Do this:
Write out all the data again, exactly as it stands.

The data:
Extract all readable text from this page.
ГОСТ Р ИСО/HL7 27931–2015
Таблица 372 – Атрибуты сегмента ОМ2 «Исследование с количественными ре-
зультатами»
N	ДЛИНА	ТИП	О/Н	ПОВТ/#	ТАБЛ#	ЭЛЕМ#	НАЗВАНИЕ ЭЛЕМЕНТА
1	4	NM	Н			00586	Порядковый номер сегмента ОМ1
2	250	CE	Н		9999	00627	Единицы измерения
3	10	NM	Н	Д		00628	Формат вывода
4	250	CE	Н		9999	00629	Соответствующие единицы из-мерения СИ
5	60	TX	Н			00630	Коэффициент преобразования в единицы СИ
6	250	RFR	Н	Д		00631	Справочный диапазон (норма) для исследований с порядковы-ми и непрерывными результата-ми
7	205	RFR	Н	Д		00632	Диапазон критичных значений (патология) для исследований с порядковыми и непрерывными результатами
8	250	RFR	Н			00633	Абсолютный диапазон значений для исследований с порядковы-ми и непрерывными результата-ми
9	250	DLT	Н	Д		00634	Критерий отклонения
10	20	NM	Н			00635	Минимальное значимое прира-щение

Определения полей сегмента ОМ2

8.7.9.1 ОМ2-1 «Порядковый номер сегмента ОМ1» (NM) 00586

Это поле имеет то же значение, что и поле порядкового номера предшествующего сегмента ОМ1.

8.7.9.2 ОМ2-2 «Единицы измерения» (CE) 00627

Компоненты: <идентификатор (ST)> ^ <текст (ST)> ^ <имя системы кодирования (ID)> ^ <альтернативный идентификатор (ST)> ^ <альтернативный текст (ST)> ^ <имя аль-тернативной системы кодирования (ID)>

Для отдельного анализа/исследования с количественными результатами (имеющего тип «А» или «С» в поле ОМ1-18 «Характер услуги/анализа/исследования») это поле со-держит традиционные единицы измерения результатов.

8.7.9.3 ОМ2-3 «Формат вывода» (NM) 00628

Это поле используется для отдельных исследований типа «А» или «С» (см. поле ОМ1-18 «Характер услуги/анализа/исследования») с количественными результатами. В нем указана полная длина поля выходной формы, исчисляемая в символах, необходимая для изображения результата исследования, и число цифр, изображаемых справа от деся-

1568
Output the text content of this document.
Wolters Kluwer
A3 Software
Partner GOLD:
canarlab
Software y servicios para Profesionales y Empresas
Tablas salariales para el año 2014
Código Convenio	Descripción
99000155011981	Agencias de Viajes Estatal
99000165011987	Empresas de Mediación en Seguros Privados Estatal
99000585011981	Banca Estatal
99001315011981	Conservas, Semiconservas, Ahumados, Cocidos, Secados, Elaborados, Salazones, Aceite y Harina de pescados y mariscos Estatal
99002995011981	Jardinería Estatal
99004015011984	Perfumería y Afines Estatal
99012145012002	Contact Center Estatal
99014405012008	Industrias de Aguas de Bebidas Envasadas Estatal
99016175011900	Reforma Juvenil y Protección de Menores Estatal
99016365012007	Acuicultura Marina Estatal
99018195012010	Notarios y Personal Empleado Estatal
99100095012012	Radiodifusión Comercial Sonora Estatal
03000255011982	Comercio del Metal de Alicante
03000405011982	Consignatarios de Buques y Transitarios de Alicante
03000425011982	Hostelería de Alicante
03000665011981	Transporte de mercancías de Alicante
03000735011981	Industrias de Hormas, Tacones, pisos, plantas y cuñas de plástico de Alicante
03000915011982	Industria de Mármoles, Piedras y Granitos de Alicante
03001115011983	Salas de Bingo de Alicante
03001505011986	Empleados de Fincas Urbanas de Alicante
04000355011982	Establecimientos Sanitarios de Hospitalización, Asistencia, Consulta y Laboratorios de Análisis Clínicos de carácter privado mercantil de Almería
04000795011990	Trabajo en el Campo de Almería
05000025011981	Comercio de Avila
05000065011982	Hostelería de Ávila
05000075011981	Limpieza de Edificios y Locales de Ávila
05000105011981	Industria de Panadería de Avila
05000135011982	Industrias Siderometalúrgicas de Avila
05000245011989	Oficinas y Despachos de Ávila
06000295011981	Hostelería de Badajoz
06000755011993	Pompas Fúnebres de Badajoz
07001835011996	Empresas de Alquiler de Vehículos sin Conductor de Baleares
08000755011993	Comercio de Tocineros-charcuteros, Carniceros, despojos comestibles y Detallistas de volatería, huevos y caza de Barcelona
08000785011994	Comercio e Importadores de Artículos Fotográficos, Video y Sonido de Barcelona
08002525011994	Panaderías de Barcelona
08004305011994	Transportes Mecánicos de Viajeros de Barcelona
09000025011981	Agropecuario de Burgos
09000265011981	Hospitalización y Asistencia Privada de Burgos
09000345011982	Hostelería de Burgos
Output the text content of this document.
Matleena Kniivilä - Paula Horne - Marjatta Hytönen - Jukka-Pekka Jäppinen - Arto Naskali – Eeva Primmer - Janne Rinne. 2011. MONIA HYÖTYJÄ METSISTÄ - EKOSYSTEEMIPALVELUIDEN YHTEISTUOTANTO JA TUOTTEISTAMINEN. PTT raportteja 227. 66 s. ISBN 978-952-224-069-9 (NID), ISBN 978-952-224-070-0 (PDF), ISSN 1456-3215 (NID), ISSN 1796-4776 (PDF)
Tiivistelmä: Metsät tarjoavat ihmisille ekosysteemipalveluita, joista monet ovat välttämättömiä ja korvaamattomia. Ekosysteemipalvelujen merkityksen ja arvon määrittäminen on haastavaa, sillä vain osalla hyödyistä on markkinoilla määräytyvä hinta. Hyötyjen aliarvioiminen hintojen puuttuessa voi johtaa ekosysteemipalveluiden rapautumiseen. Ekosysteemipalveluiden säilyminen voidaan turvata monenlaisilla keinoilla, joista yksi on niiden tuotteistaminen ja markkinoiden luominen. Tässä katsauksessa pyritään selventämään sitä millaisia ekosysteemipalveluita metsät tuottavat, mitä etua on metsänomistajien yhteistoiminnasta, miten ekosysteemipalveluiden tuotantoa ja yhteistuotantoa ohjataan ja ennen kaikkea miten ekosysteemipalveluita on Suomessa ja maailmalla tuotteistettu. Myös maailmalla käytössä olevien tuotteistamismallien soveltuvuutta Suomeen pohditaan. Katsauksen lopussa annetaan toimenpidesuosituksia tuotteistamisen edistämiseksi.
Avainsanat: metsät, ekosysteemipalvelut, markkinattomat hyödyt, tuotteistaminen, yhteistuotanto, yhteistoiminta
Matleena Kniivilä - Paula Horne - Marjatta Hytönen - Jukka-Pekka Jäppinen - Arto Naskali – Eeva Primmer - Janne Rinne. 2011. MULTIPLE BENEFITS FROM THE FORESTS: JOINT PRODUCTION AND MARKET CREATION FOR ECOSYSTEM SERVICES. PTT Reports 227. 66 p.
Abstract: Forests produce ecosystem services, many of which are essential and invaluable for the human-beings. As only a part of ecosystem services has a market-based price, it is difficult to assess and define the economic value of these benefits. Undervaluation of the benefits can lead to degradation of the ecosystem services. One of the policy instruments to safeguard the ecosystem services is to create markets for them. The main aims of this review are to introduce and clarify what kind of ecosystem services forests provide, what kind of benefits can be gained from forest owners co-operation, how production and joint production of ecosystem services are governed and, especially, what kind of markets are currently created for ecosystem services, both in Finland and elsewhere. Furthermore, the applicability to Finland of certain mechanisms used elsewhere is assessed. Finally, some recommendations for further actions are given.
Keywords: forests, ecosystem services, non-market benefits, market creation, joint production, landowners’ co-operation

Answer for the task:
Extract all readable text from this page.
ГОСТ Р ИСО/HL7 27931–2015
Таблица 372 – Атрибуты сегмента ОМ2 «Исследование с количественными ре-
зультатами»
N	ДЛИНА	ТИП	О/Н	ПОВТ/#	ТАБЛ#	ЭЛЕМ#	НАЗВАНИЕ ЭЛЕМЕНТА
1	4	NM	Н			00586	Порядковый номер сегмента ОМ1
2	250	CE	Н		9999	00627	Единицы измерения
3	10	NM	Н	Д		00628	Формат вывода
4	250	CE	Н		9999	00629	Соответствующие единицы из-мерения СИ
5	60	TX	Н			00630	Коэффициент преобразования в единицы СИ
6	250	RFR	Н	Д		00631	Справочный диапазон (норма) для исследований с порядковы-ми и непрерывными результата-ми
7	205	RFR	Н	Д		00632	Диапазон критичных значений (патология) для исследований с порядковыми и непрерывными результатами
8	250	RFR	Н			00633	Абсолютный диапазон значений для исследований с порядковы-ми и непрерывными результата-ми
9	250	DLT	Н	Д		00634	Критерий отклонения
10	20	NM	Н			00635	Минимальное значимое прира-щение

Определения полей сегмента ОМ2

8.7.9.1 ОМ2-1 «Порядковый номер сегмента ОМ1» (NM) 00586

Это поле имеет то же значение, что и поле порядкового номера предшествующего сегмента ОМ1.

8.7.9.2 ОМ2-2 «Единицы измерения» (CE) 00627

Компоненты: <идентификатор (ST)> ^ <текст (ST)> ^ <имя системы кодирования (ID)> ^ <альтернативный идентификатор (ST)> ^ <альтернативный текст (ST)> ^ <имя аль-тернативной системы кодирования (ID)>

Для отдельного анализа/исследования с количественными результатами (имеющего тип «А» или «С» в поле ОМ1-18 «Характер услуги/анализа/исследования») это поле со-держит традиционные единицы измерения результатов.

8.7.9.3 ОМ2-3 «Формат вывода» (NM) 00628

Это поле используется для отдельных исследований типа «А» или «С» (см. поле ОМ1-18 «Характер услуги/анализа/исследования») с количественными результатами. В нем указана полная длина поля выходной формы, исчисляемая в символах, необходимая для изображения результата исследования, и число цифр, изображаемых справа от деся-

1568
Output the text content of this document.
Wolters Kluwer
A3 Software
Partner GOLD:
canarlab
Software y servicios para Profesionales y Empresas
Tablas salariales para el año 2014
Código Convenio	Descripción
99000155011981	Agencias de Viajes Estatal
99000165011987	Empresas de Mediación en Seguros Privados Estatal
99000585011981	Banca Estatal
99001315011981	Conservas, Semiconservas, Ahumados, Cocidos, Secados, Elaborados, Salazones, Aceite y Harina de pescados y mariscos Estatal
99002995011981	Jardinería Estatal
99004015011984	Perfumería y Afines Estatal
99012145012002	Contact Center Estatal
99014405012008	Industrias de Aguas de Bebidas Envasadas Estatal
99016175011900	Reforma Juvenil y Protección de Menores Estatal
99016365012007	Acuicultura Marina Estatal
99018195012010	Notarios y Personal Empleado Estatal
99100095012012	Radiodifusión Comercial Sonora Estatal
03000255011982	Comercio del Metal de Alicante
03000405011982	Consignatarios de Buques y Transitarios de Alicante
03000425011982	Hostelería de Alicante
03000665011981	Transporte de mercancías de Alicante
03000735011981	Industrias de Hormas, Tacones, pisos, plantas y cuñas de plástico de Alicante
03000915011982	Industria de Mármoles, Piedras y Granitos de Alicante
03001115011983	Salas de Bingo de Alicante
03001505011986	Empleados de Fincas Urbanas de Alicante
04000355011982	Establecimientos Sanitarios de Hospitalización, Asistencia, Consulta y Laboratorios de Análisis Clínicos de carácter privado mercantil de Almería
04000795011990	Trabajo en el Campo de Almería
05000025011981	Comercio de Avila
05000065011982	Hostelería de Ávila
05000075011981	Limpieza de Edificios y Locales de Ávila
05000105011981	Industria de Panadería de Avila
05000135011982	Industrias Siderometalúrgicas de Avila
05000245011989	Oficinas y Despachos de Ávila
06000295011981	Hostelería de Badajoz
06000755011993	Pompas Fúnebres de Badajoz
07001835011996	Empresas de Alquiler de Vehículos sin Conductor de Baleares
08000755011993	Comercio de Tocineros-charcuteros, Carniceros, despojos comestibles y Detallistas de volatería, huevos y caza de Barcelona
08000785011994	Comercio e Importadores de Artículos Fotográficos, Video y Sonido de Barcelona
08002525011994	Panaderías de Barcelona
08004305011994	Transportes Mecánicos de Viajeros de Barcelona
09000025011981	Agropecuario de Burgos
09000265011981	Hospitalización y Asistencia Privada de Burgos
09000345011982	Hostelería de Burgos
Output the text content of this document.
Matleena Kniivilä - Paula Horne - Marjatta Hytönen - Jukka-Pekka Jäppinen - Arto Naskali – Eeva Primmer - Janne Rinne. 2011. MONIA HYÖTYJÄ METSISTÄ - EKOSYSTEEMIPALVELUIDEN YHTEISTUOTANTO JA TUOTTEISTAMINEN. PTT raportteja 227. 66 s. ISBN 978-952-224-069-9 (NID), ISBN 978-952-224-070-0 (PDF), ISSN 1456-3215 (NID), ISSN 1796-4776 (PDF)
Tiivistelmä: Metsät tarjoavat ihmisille ekosysteemipalveluita, joista monet ovat välttämättömiä ja korvaamattomia. Ekosysteemipalvelujen merkityksen ja arvon määrittäminen on haastavaa, sillä vain osalla hyödyistä on markkinoilla määräytyvä hinta. Hyötyjen aliarvioiminen hintojen puuttuessa voi johtaa ekosysteemipalveluiden rapautumiseen. Ekosysteemipalveluiden säilyminen voidaan turvata monenlaisilla keinoilla, joista yksi on niiden tuotteistaminen ja markkinoiden luominen. Tässä katsauksessa pyritään selventämään sitä millaisia ekosysteemipalveluita metsät tuottavat, mitä etua on metsänomistajien yhteistoiminnasta, miten ekosysteemipalveluiden tuotantoa ja yhteistuotantoa ohjataan ja ennen kaikkea miten ekosysteemipalveluita on Suomessa ja maailmalla tuotteistettu. Myös maailmalla käytössä olevien tuotteistamismallien soveltuvuutta Suomeen pohditaan. Katsauksen lopussa annetaan toimenpidesuosituksia tuotteistamisen edistämiseksi.
Avainsanat: metsät, ekosysteemipalvelut, markkinattomat hyödyt, tuotteistaminen, yhteistuotanto, yhteistoiminta
Matleena Kniivilä - Paula Horne - Marjatta Hytönen - Jukka-Pekka Jäppinen - Arto Naskali – Eeva Primmer - Janne Rinne. 2011. MULTIPLE BENEFITS FROM THE FORESTS: JOINT PRODUCTION AND MARKET CREATION FOR ECOSYSTEM SERVICES. PTT Reports 227. 66 p.
Abstract: Forests produce ecosystem services, many of which are essential and invaluable for the human-beings. As only a part of ecosystem services has a market-based price, it is difficult to assess and define the economic value of these benefits. Undervaluation of the benefits can lead to degradation of the ecosystem services. One of the policy instruments to safeguard the ecosystem services is to create markets for them. The main aims of this review are to introduce and clarify what kind of ecosystem services forests provide, what kind of benefits can be gained from forest owners co-operation, how production and joint production of ecosystem services are governed and, especially, what kind of markets are currently created for ecosystem services, both in Finland and elsewhere. Furthermore, the applicability to Finland of certain mechanisms used elsewhere is assessed. Finally, some recommendations for further actions are given.
Keywords: forests, ecosystem services, non-market benefits, market creation, joint production, landowners’ co-operation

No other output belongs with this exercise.